* [Given exercise]: Set the listing down again in full, word for word, with the pictures left out.

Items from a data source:
** start **

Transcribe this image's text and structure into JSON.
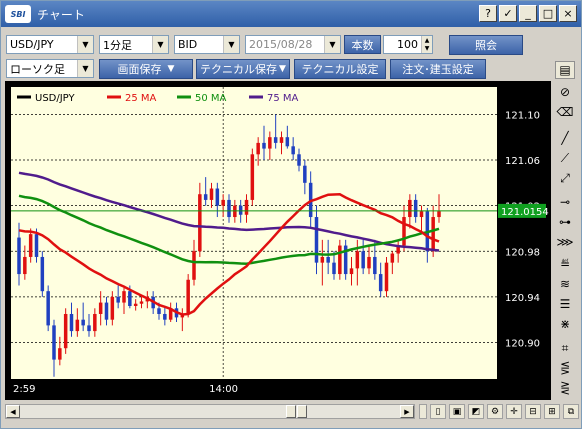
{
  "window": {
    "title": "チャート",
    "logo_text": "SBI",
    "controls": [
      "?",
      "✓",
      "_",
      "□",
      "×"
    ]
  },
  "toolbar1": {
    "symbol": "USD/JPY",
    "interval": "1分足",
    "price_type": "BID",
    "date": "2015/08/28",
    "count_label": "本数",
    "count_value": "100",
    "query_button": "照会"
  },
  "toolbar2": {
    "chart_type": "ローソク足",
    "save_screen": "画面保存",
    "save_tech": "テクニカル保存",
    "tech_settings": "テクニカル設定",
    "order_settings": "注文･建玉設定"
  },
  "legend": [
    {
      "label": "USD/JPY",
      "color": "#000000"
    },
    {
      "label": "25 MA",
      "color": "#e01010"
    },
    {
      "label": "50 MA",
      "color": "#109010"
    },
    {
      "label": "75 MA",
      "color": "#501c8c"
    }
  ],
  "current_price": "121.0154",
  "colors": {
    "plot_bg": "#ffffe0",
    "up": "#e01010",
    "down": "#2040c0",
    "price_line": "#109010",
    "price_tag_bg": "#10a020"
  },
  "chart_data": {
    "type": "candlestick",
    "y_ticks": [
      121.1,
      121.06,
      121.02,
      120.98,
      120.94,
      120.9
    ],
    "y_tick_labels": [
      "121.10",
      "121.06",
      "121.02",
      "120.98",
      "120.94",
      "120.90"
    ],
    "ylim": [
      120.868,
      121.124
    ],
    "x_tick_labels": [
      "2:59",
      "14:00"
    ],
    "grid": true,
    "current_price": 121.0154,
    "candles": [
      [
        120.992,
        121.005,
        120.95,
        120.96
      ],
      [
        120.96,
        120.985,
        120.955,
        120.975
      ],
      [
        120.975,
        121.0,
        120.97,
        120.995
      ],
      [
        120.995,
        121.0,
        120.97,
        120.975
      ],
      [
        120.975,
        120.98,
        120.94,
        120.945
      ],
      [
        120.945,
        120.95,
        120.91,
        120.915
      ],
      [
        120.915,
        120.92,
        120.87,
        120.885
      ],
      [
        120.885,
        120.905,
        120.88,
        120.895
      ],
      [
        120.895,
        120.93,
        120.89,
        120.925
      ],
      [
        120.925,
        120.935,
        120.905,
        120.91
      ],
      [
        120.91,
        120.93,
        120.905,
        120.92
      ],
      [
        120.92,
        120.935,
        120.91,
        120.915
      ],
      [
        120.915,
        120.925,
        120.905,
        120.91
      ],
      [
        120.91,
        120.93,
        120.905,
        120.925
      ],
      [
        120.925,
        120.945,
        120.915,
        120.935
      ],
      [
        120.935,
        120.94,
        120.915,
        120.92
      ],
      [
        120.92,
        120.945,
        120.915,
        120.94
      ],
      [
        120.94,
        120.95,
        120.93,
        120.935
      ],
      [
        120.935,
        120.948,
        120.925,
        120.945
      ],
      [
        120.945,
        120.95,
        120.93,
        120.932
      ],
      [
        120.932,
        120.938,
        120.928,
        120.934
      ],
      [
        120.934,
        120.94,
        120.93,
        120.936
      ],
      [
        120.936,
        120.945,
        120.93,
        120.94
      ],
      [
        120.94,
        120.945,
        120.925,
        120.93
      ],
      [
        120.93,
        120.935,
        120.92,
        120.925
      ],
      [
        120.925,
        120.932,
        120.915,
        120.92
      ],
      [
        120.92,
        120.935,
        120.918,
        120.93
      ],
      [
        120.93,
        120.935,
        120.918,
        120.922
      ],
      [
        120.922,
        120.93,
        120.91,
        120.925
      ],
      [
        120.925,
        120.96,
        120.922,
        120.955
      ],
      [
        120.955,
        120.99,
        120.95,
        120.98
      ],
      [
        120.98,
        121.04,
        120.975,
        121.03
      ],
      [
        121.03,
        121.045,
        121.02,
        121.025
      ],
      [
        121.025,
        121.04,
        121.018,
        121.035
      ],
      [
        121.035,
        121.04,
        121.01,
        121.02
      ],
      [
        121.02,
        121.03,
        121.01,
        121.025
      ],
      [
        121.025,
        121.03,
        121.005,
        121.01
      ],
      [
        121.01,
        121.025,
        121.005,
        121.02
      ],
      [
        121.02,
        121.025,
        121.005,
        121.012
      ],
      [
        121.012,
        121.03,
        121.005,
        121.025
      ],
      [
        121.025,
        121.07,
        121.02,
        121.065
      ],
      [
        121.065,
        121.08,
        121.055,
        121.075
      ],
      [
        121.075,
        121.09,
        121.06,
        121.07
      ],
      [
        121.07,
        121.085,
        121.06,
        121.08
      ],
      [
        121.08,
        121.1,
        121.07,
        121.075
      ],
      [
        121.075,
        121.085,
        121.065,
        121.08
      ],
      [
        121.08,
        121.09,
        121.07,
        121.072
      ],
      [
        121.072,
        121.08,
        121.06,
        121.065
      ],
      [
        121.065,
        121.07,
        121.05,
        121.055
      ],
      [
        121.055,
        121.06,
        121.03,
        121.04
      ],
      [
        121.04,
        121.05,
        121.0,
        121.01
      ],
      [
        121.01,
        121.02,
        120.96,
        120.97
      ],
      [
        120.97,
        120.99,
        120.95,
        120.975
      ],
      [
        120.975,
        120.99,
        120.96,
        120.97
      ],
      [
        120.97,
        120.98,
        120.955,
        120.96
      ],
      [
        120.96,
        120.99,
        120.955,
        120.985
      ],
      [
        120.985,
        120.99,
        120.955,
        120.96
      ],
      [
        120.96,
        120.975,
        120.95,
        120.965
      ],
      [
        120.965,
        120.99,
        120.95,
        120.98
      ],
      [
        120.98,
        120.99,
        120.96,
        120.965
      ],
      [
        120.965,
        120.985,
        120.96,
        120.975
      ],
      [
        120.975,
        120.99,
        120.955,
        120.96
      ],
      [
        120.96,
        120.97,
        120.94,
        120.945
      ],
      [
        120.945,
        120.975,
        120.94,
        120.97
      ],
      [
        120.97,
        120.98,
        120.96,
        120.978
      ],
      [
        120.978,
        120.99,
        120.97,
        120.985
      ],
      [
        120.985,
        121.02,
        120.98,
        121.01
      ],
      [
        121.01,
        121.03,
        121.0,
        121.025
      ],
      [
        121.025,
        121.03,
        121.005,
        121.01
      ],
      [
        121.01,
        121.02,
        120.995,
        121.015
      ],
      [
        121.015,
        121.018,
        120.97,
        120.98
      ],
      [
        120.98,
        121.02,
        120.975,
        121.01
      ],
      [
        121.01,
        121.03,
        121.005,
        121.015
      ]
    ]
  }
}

** end **

* [Solution for this task]:
Transcribe this image's text and structure into JSON.
{
  "window": {
    "title": "チャート",
    "logo_text": "SBI",
    "controls": [
      "?",
      "✓",
      "_",
      "□",
      "×"
    ]
  },
  "toolbar1": {
    "symbol": "USD/JPY",
    "interval": "1分足",
    "price_type": "BID",
    "date": "2015/08/28",
    "count_label": "本数",
    "count_value": "100",
    "query_button": "照会"
  },
  "toolbar2": {
    "chart_type": "ローソク足",
    "save_screen": "画面保存",
    "save_tech": "テクニカル保存",
    "tech_settings": "テクニカル設定",
    "order_settings": "注文･建玉設定"
  },
  "legend": [
    {
      "label": "USD/JPY",
      "color": "#000000"
    },
    {
      "label": "25 MA",
      "color": "#e01010"
    },
    {
      "label": "50 MA",
      "color": "#109010"
    },
    {
      "label": "75 MA",
      "color": "#501c8c"
    }
  ],
  "current_price": "121.0154",
  "colors": {
    "plot_bg": "#ffffe0",
    "up": "#e01010",
    "down": "#2040c0",
    "price_line": "#109010",
    "price_tag_bg": "#10a020"
  },
  "chart_data": {
    "type": "candlestick",
    "y_ticks": [
      121.1,
      121.06,
      121.02,
      120.98,
      120.94,
      120.9
    ],
    "y_tick_labels": [
      "121.10",
      "121.06",
      "121.02",
      "120.98",
      "120.94",
      "120.90"
    ],
    "ylim": [
      120.868,
      121.124
    ],
    "x_tick_labels": [
      "2:59",
      "14:00"
    ],
    "grid": true,
    "current_price": 121.0154,
    "candles": [
      [
        120.992,
        121.005,
        120.95,
        120.96
      ],
      [
        120.96,
        120.985,
        120.955,
        120.975
      ],
      [
        120.975,
        121.0,
        120.97,
        120.995
      ],
      [
        120.995,
        121.0,
        120.97,
        120.975
      ],
      [
        120.975,
        120.98,
        120.94,
        120.945
      ],
      [
        120.945,
        120.95,
        120.91,
        120.915
      ],
      [
        120.915,
        120.92,
        120.87,
        120.885
      ],
      [
        120.885,
        120.905,
        120.88,
        120.895
      ],
      [
        120.895,
        120.93,
        120.89,
        120.925
      ],
      [
        120.925,
        120.935,
        120.905,
        120.91
      ],
      [
        120.91,
        120.93,
        120.905,
        120.92
      ],
      [
        120.92,
        120.935,
        120.91,
        120.915
      ],
      [
        120.915,
        120.925,
        120.905,
        120.91
      ],
      [
        120.91,
        120.93,
        120.905,
        120.925
      ],
      [
        120.925,
        120.945,
        120.915,
        120.935
      ],
      [
        120.935,
        120.94,
        120.915,
        120.92
      ],
      [
        120.92,
        120.945,
        120.915,
        120.94
      ],
      [
        120.94,
        120.95,
        120.93,
        120.935
      ],
      [
        120.935,
        120.948,
        120.925,
        120.945
      ],
      [
        120.945,
        120.95,
        120.93,
        120.932
      ],
      [
        120.932,
        120.938,
        120.928,
        120.934
      ],
      [
        120.934,
        120.94,
        120.93,
        120.936
      ],
      [
        120.936,
        120.945,
        120.93,
        120.94
      ],
      [
        120.94,
        120.945,
        120.925,
        120.93
      ],
      [
        120.93,
        120.935,
        120.92,
        120.925
      ],
      [
        120.925,
        120.932,
        120.915,
        120.92
      ],
      [
        120.92,
        120.935,
        120.918,
        120.93
      ],
      [
        120.93,
        120.935,
        120.918,
        120.922
      ],
      [
        120.922,
        120.93,
        120.91,
        120.925
      ],
      [
        120.925,
        120.96,
        120.922,
        120.955
      ],
      [
        120.955,
        120.99,
        120.95,
        120.98
      ],
      [
        120.98,
        121.04,
        120.975,
        121.03
      ],
      [
        121.03,
        121.045,
        121.02,
        121.025
      ],
      [
        121.025,
        121.04,
        121.018,
        121.035
      ],
      [
        121.035,
        121.04,
        121.01,
        121.02
      ],
      [
        121.02,
        121.03,
        121.01,
        121.025
      ],
      [
        121.025,
        121.03,
        121.005,
        121.01
      ],
      [
        121.01,
        121.025,
        121.005,
        121.02
      ],
      [
        121.02,
        121.025,
        121.005,
        121.012
      ],
      [
        121.012,
        121.03,
        121.005,
        121.025
      ],
      [
        121.025,
        121.07,
        121.02,
        121.065
      ],
      [
        121.065,
        121.08,
        121.055,
        121.075
      ],
      [
        121.075,
        121.09,
        121.06,
        121.07
      ],
      [
        121.07,
        121.085,
        121.06,
        121.08
      ],
      [
        121.08,
        121.1,
        121.07,
        121.075
      ],
      [
        121.075,
        121.085,
        121.065,
        121.08
      ],
      [
        121.08,
        121.09,
        121.07,
        121.072
      ],
      [
        121.072,
        121.08,
        121.06,
        121.065
      ],
      [
        121.065,
        121.07,
        121.05,
        121.055
      ],
      [
        121.055,
        121.06,
        121.03,
        121.04
      ],
      [
        121.04,
        121.05,
        121.0,
        121.01
      ],
      [
        121.01,
        121.02,
        120.96,
        120.97
      ],
      [
        120.97,
        120.99,
        120.95,
        120.975
      ],
      [
        120.975,
        120.99,
        120.96,
        120.97
      ],
      [
        120.97,
        120.98,
        120.955,
        120.96
      ],
      [
        120.96,
        120.99,
        120.955,
        120.985
      ],
      [
        120.985,
        120.99,
        120.955,
        120.96
      ],
      [
        120.96,
        120.975,
        120.95,
        120.965
      ],
      [
        120.965,
        120.99,
        120.95,
        120.98
      ],
      [
        120.98,
        120.99,
        120.96,
        120.965
      ],
      [
        120.965,
        120.985,
        120.96,
        120.975
      ],
      [
        120.975,
        120.99,
        120.955,
        120.96
      ],
      [
        120.96,
        120.97,
        120.94,
        120.945
      ],
      [
        120.945,
        120.975,
        120.94,
        120.97
      ],
      [
        120.97,
        120.98,
        120.96,
        120.978
      ],
      [
        120.978,
        120.99,
        120.97,
        120.985
      ],
      [
        120.985,
        121.02,
        120.98,
        121.01
      ],
      [
        121.01,
        121.03,
        121.0,
        121.025
      ],
      [
        121.025,
        121.03,
        121.005,
        121.01
      ],
      [
        121.01,
        121.02,
        120.995,
        121.015
      ],
      [
        121.015,
        121.018,
        120.97,
        120.98
      ],
      [
        120.98,
        121.02,
        120.975,
        121.01
      ],
      [
        121.01,
        121.03,
        121.005,
        121.015
      ]
    ]
  }
}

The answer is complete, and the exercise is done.